> [What this task involves]:
Repeat each entry in full, exactly.

> [The records]:
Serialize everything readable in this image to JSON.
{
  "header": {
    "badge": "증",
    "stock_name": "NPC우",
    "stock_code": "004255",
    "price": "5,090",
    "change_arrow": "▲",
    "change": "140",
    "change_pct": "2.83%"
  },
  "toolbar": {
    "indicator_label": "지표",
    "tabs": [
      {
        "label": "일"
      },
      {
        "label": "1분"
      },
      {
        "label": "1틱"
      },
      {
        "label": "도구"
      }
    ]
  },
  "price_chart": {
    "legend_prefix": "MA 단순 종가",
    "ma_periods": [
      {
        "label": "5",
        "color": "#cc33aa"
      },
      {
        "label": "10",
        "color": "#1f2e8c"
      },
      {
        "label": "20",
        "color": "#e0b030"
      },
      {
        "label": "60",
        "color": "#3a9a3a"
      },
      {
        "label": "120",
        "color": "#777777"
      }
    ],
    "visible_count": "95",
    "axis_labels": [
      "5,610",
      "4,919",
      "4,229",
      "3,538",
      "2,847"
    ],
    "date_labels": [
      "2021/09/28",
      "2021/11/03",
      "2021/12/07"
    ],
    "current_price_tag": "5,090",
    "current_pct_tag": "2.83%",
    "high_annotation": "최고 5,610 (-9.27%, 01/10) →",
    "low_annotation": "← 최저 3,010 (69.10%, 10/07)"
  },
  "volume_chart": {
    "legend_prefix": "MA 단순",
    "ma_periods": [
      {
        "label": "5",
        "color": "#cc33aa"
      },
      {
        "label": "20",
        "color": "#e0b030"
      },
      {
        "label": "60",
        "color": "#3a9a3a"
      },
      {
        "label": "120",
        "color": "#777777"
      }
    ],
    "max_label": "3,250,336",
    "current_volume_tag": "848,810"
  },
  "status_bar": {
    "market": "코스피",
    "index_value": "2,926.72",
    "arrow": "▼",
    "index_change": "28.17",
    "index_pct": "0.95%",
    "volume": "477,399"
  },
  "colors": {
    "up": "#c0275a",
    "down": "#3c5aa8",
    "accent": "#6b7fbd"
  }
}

> [The answer]:
Serialize everything readable in this image to JSON.
{
  "header": {
    "badge": "증",
    "stock_name": "NPC우",
    "stock_code": "004255",
    "price": "5,090",
    "change_arrow": "▲",
    "change": "140",
    "change_pct": "2.83%"
  },
  "toolbar": {
    "indicator_label": "지표",
    "tabs": [
      {
        "label": "일"
      },
      {
        "label": "1분"
      },
      {
        "label": "1틱"
      },
      {
        "label": "도구"
      }
    ]
  },
  "price_chart": {
    "legend_prefix": "MA 단순 종가",
    "ma_periods": [
      {
        "label": "5",
        "color": "#cc33aa"
      },
      {
        "label": "10",
        "color": "#1f2e8c"
      },
      {
        "label": "20",
        "color": "#e0b030"
      },
      {
        "label": "60",
        "color": "#3a9a3a"
      },
      {
        "label": "120",
        "color": "#777777"
      }
    ],
    "visible_count": "95",
    "axis_labels": [
      "5,610",
      "4,919",
      "4,229",
      "3,538",
      "2,847"
    ],
    "date_labels": [
      "2021/09/28",
      "2021/11/03",
      "2021/12/07"
    ],
    "current_price_tag": "5,090",
    "current_pct_tag": "2.83%",
    "high_annotation": "최고 5,610 (-9.27%, 01/10) →",
    "low_annotation": "← 최저 3,010 (69.10%, 10/07)"
  },
  "volume_chart": {
    "legend_prefix": "MA 단순",
    "ma_periods": [
      {
        "label": "5",
        "color": "#cc33aa"
      },
      {
        "label": "20",
        "color": "#e0b030"
      },
      {
        "label": "60",
        "color": "#3a9a3a"
      },
      {
        "label": "120",
        "color": "#777777"
      }
    ],
    "max_label": "3,250,336",
    "current_volume_tag": "848,810"
  },
  "status_bar": {
    "market": "코스피",
    "index_value": "2,926.72",
    "arrow": "▼",
    "index_change": "28.17",
    "index_pct": "0.95%",
    "volume": "477,399"
  },
  "colors": {
    "up": "#c0275a",
    "down": "#3c5aa8",
    "accent": "#6b7fbd"
  }
}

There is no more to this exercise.